Task statement - Examine the material below and count the lines that hold the word "धकगण". Report only the number.

------ Supplied data

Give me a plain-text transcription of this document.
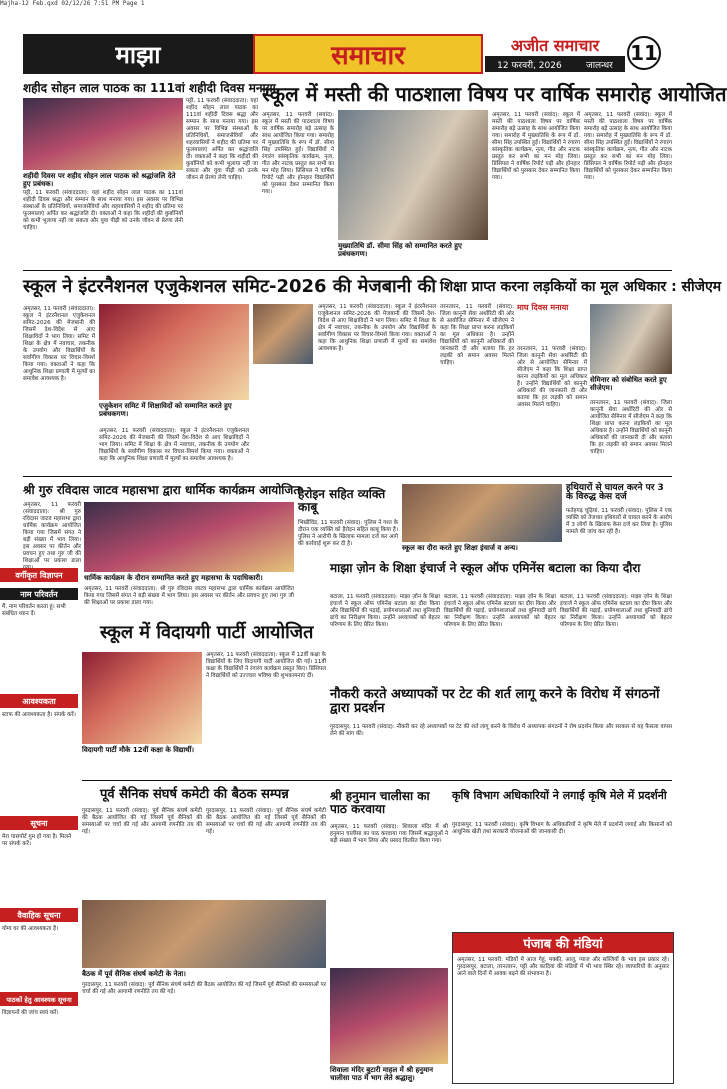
Majha-12 Feb.qxd 02/12/26 7:51 PM Page 1
माझा	समाचार	अजीत समाचार
12 फरवरी, 2026	जालन्धर
11
शहीद सोहन लाल पाठक का 111वां शहीदी दिवस मनाया
शहीदी दिवस पर शहीद सोहन लाल पाठक को श्रद्धांजलि देते हुए प्रबंधक।
पट्टी, 11 फरवरी (संवाददाता): यहां शहीद सोहन लाल पाठक का 111वां शहीदी दिवस श्रद्धा और सम्मान के साथ मनाया गया। इस अवसर पर विभिन्न संस्थाओं के प्रतिनिधियों, समाजसेवियों और शहरवासियों ने शहीद की प्रतिमा पर फूलमालाएं अर्पित कर श्रद्धांजलि दी। वक्ताओं ने कहा कि शहीदों की कुर्बानियों को कभी भुलाया नहीं जा सकता और युवा पीढ़ी को उनके जीवन से प्रेरणा लेनी चाहिए।
पट्टी, 11 फरवरी (संवाददाता): यहां शहीद सोहन लाल पाठक का 111वां शहीदी दिवस श्रद्धा और सम्मान के साथ मनाया गया। इस अवसर पर विभिन्न संस्थाओं के प्रतिनिधियों, समाजसेवियों और शहरवासियों ने शहीद की प्रतिमा पर फूलमालाएं अर्पित कर श्रद्धांजलि दी। वक्ताओं ने कहा कि शहीदों की कुर्बानियों को कभी भुलाया नहीं जा सकता और युवा पीढ़ी को उनके जीवन से प्रेरणा लेनी चाहिए।
स्कूल में मस्ती की पाठशाला विषय पर वार्षिक समारोह आयोजित
अमृतसर, 11 फरवरी (सवांद): स्कूल में मस्ती की पाठशाला विषय पर वार्षिक समारोह बड़े उत्साह के साथ आयोजित किया गया। समारोह में मुख्यातिथि के रूप में डॉ. सीमा सिंह उपस्थित हुईं। विद्यार्थियों ने रंगारंग सांस्कृतिक कार्यक्रम, नृत्य, गीत और नाटक प्रस्तुत कर सभी का मन मोह लिया। प्रिंसिपल ने वार्षिक रिपोर्ट पढ़ी और होनहार विद्यार्थियों को पुरस्कार देकर सम्मानित किया गया।
मुख्यातिथि डॉ. सीमा सिंह को सम्मानित करते हुए प्रबंधकगण।
अमृतसर, 11 फरवरी (सवांद): स्कूल में मस्ती की पाठशाला विषय पर वार्षिक समारोह बड़े उत्साह के साथ आयोजित किया गया। समारोह में मुख्यातिथि के रूप में डॉ. सीमा सिंह उपस्थित हुईं। विद्यार्थियों ने रंगारंग सांस्कृतिक कार्यक्रम, नृत्य, गीत और नाटक प्रस्तुत कर सभी का मन मोह लिया। प्रिंसिपल ने वार्षिक रिपोर्ट पढ़ी और होनहार विद्यार्थियों को पुरस्कार देकर सम्मानित किया गया।
अमृतसर, 11 फरवरी (सवांद): स्कूल में मस्ती की पाठशाला विषय पर वार्षिक समारोह बड़े उत्साह के साथ आयोजित किया गया। समारोह में मुख्यातिथि के रूप में डॉ. सीमा सिंह उपस्थित हुईं। विद्यार्थियों ने रंगारंग सांस्कृतिक कार्यक्रम, नृत्य, गीत और नाटक प्रस्तुत कर सभी का मन मोह लिया। प्रिंसिपल ने वार्षिक रिपोर्ट पढ़ी और होनहार विद्यार्थियों को पुरस्कार देकर सम्मानित किया गया।
स्कूल ने इंटरनैशनल एजुकेशनल समिट-2026 की मेजबानी की
अमृतसर, 11 फरवरी (संवाददाता): स्कूल ने इंटरनैशनल एजुकेशनल समिट-2026 की मेजबानी की जिसमें देश-विदेश से आए शिक्षाविदों ने भाग लिया। समिट में शिक्षा के क्षेत्र में नवाचार, तकनीक के उपयोग और विद्यार्थियों के सर्वांगीण विकास पर विचार-विमर्श किया गया। वक्ताओं ने कहा कि आधुनिक शिक्षा प्रणाली में मूल्यों का समावेश आवश्यक है।
एजुकेशन समिट में शिक्षाविदों को सम्मानित करते हुए प्रबंधकगण।
अमृतसर, 11 फरवरी (संवाददाता): स्कूल ने इंटरनैशनल एजुकेशनल समिट-2026 की मेजबानी की जिसमें देश-विदेश से आए शिक्षाविदों ने भाग लिया। समिट में शिक्षा के क्षेत्र में नवाचार, तकनीक के उपयोग और विद्यार्थियों के सर्वांगीण विकास पर विचार-विमर्श किया गया। वक्ताओं ने कहा कि आधुनिक शिक्षा प्रणाली में मूल्यों का समावेश आवश्यक है।
अमृतसर, 11 फरवरी (संवाददाता): स्कूल ने इंटरनैशनल एजुकेशनल समिट-2026 की मेजबानी की जिसमें देश-विदेश से आए शिक्षाविदों ने भाग लिया। समिट में शिक्षा के क्षेत्र में नवाचार, तकनीक के उपयोग और विद्यार्थियों के सर्वांगीण विकास पर विचार-विमर्श किया गया। वक्ताओं ने कहा कि आधुनिक शिक्षा प्रणाली में मूल्यों का समावेश आवश्यक है।
शिक्षा प्राप्त करना लड़कियों का मूल अधिकार : सीजेएम
तरनतारन, 11 फरवरी (संवाद): जिला कानूनी सेवा अथॉरिटी की ओर से आयोजित सेमिनार में सीजेएम ने कहा कि शिक्षा प्राप्त करना लड़कियों का मूल अधिकार है। उन्होंने विद्यार्थियों को कानूनी अधिकारों की जानकारी दी और बताया कि हर लड़की को समान अवसर मिलने चाहिए।
माघ दिवस मनाया
सेमिनार को संबोधित करते हुए सीजेएम।
तरनतारन, 11 फरवरी (संवाद): जिला कानूनी सेवा अथॉरिटी की ओर से आयोजित सेमिनार में सीजेएम ने कहा कि शिक्षा प्राप्त करना लड़कियों का मूल अधिकार है। उन्होंने विद्यार्थियों को कानूनी अधिकारों की जानकारी दी और बताया कि हर लड़की को समान अवसर मिलने चाहिए।	तरनतारन, 11 फरवरी (संवाद): जिला कानूनी सेवा अथॉरिटी की ओर से आयोजित सेमिनार में सीजेएम ने कहा कि शिक्षा प्राप्त करना लड़कियों का मूल अधिकार है। उन्होंने विद्यार्थियों को कानूनी अधिकारों की जानकारी दी और बताया कि हर लड़की को समान अवसर मिलने चाहिए।
श्री गुरु रविदास जाटव महासभा द्वारा धार्मिक कार्यक्रम आयोजित
अमृतसर, 11 फरवरी (संवाददाता): श्री गुरु रविदास जाटव महासभा द्वारा धार्मिक कार्यक्रम आयोजित किया गया जिसमें संगत ने बड़ी संख्या में भाग लिया। इस अवसर पर कीर्तन और प्रवचन हुए तथा गुरु जी की शिक्षाओं पर प्रकाश डाला
धार्मिक कार्यक्रम के दौरान सम्मानित करते हुए महासभा के पदाधिकारी।
अमृतसर, 11 फरवरी (संवाददाता): श्री गुरु रविदास जाटव महासभा द्वारा धार्मिक कार्यक्रम आयोजित किया गया जिसमें संगत ने बड़ी संख्या में भाग लिया। इस अवसर पर कीर्तन और प्रवचन हुए तथा गुरु जी की शिक्षाओं पर प्रकाश डाला गया।
हैरोइन सहित व्यक्ति काबू
भिखीविंड, 11 फरवरी (संवाद): पुलिस ने गश्त के दौरान एक व्यक्ति को हैरोइन सहित काबू किया है। पुलिस ने आरोपी के खिलाफ मामला दर्ज कर आगे की कार्रवाई शुरू कर दी है।	स्कूल का दौरा करते हुए शिक्षा इंचार्ज व अन्य।
माझा ज़ोन के शिक्षा इंचार्ज ने स्कूल ऑफ एमिनेंस बटाला का किया दौरा
बटाला, 11 फरवरी (संवाददाता): माझा ज़ोन के शिक्षा इंचार्ज ने स्कूल ऑफ एमिनेंस बटाला का दौरा किया और विद्यार्थियों की पढ़ाई, प्रयोगशालाओं तथा बुनियादी ढांचे का निरीक्षण किया। उन्होंने अध्यापकों को बेहतर परिणाम के लिए प्रेरित किया।
बटाला, 11 फरवरी (संवाददाता): माझा ज़ोन के शिक्षा इंचार्ज ने स्कूल ऑफ एमिनेंस बटाला का दौरा किया और विद्यार्थियों की पढ़ाई, प्रयोगशालाओं तथा बुनियादी ढांचे का निरीक्षण किया। उन्होंने अध्यापकों को बेहतर परिणाम के लिए प्रेरित किया।
बटाला, 11 फरवरी (संवाददाता): माझा ज़ोन के शिक्षा इंचार्ज ने स्कूल ऑफ एमिनेंस बटाला का दौरा किया और विद्यार्थियों की पढ़ाई, प्रयोगशालाओं तथा बुनियादी ढांचे का निरीक्षण किया। उन्होंने अध्यापकों को बेहतर परिणाम के लिए प्रेरित किया।
हथियारों से घायल करने पर 3 के विरुद्ध केस दर्ज
फतेहगढ़ चूड़ियां, 11 फरवरी (संवाद): पुलिस ने एक व्यक्ति को तेजधार हथियारों से घायल करने के आरोप में 3 लोगों के खिलाफ केस दर्ज कर लिया है। पुलिस मामले की जांच कर रही है।
वर्गीकृत विज्ञापन
नाम परिवर्तन
मैं, नाम परिवर्तन करता हूं। सभी संबंधित ध्यान दें।
आवश्यकता
स्टाफ की आवश्यकता है। संपर्क करें।
सूचना
मेरा पासपोर्ट गुम हो गया है। मिलने पर संपर्क करें।
वैवाहिक सूचना
योग्य वर की आवश्यकता है।
पाठकों हेतु आवश्यक सूचना
विज्ञापनों की जांच स्वयं करें।
स्कूल में विदायगी पार्टी आयोजित
विदायगी पार्टी मौके 12वीं कक्षा के विद्यार्थी।
अमृतसर, 11 फरवरी (संवाददाता): स्कूल में 12वीं कक्षा के विद्यार्थियों के लिए विदायगी पार्टी आयोजित की गई। 11वीं कक्षा के विद्यार्थियों ने रंगारंग कार्यक्रम प्रस्तुत किए। प्रिंसिपल ने विद्यार्थियों को उज्ज्वल भविष्य की शुभकामनाएं दीं।
नौकरी करते अध्यापकों पर टेट की शर्त लागू करने के विरोध में संगठनों द्वारा प्रदर्शन
गुरदासपुर, 11 फरवरी (संवाद): नौकरी कर रहे अध्यापकों पर टेट की शर्त लागू करने के विरोध में अध्यापक संगठनों ने रोष प्रदर्शन किया और सरकार से यह फैसला वापस लेने की मांग की।
पूर्व सैनिक संघर्ष कमेटी की बैठक सम्पन्न
गुरदासपुर, 11 फरवरी (संवाद): पूर्व सैनिक संघर्ष कमेटी की बैठक आयोजित की गई जिसमें पूर्व सैनिकों की समस्याओं पर चर्चा की गई और आगामी रणनीति तय की गई।
गुरदासपुर, 11 फरवरी (संवाद): पूर्व सैनिक संघर्ष कमेटी की बैठक आयोजित की गई जिसमें पूर्व सैनिकों की समस्याओं पर चर्चा की गई और आगामी रणनीति तय की गई।
बैठक में पूर्व सैनिक संघर्ष कमेटी के नेता।
गुरदासपुर, 11 फरवरी (संवाद): पूर्व सैनिक संघर्ष कमेटी की बैठक आयोजित की गई जिसमें पूर्व सैनिकों की समस्याओं पर चर्चा की गई और आगामी रणनीति तय की गई।
श्री हनुमान चालीसा का पाठ करवाया
अमृतसर, 11 फरवरी (संवाद): शिवाला मंदिर में श्री हनुमान चालीसा का पाठ करवाया गया जिसमें श्रद्धालुओं ने बड़ी संख्या में भाग लिया और प्रसाद वितरित किया गया।
शिवाला मंदिर बुटारी माहल में श्री हनुमान चालीसा पाठ में भाग लेते श्रद्धालु।
कृषि विभाग अधिकारियों ने लगाई कृषि मेले में प्रदर्शनी
गुरदासपुर, 11 फरवरी (संवाद): कृषि विभाग के अधिकारियों ने कृषि मेले में प्रदर्शनी लगाई और किसानों को आधुनिक खेती तथा सरकारी योजनाओं की जानकारी दी।
पंजाब की मंडियां
अमृतसर, 11 फरवरी: मंडियों में आज गेहूं, मक्की, आलू, प्याज और सब्जियों के भाव इस प्रकार रहे। गुरदासपुर, बटाला, तरनतारन, पट्टी और कादियां की मंडियों में भी भाव स्थिर रहे। व्यापारियों के अनुसार आने वाले दिनों में आवक बढ़ने की संभावना है।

------------

Solution to this exercise - 2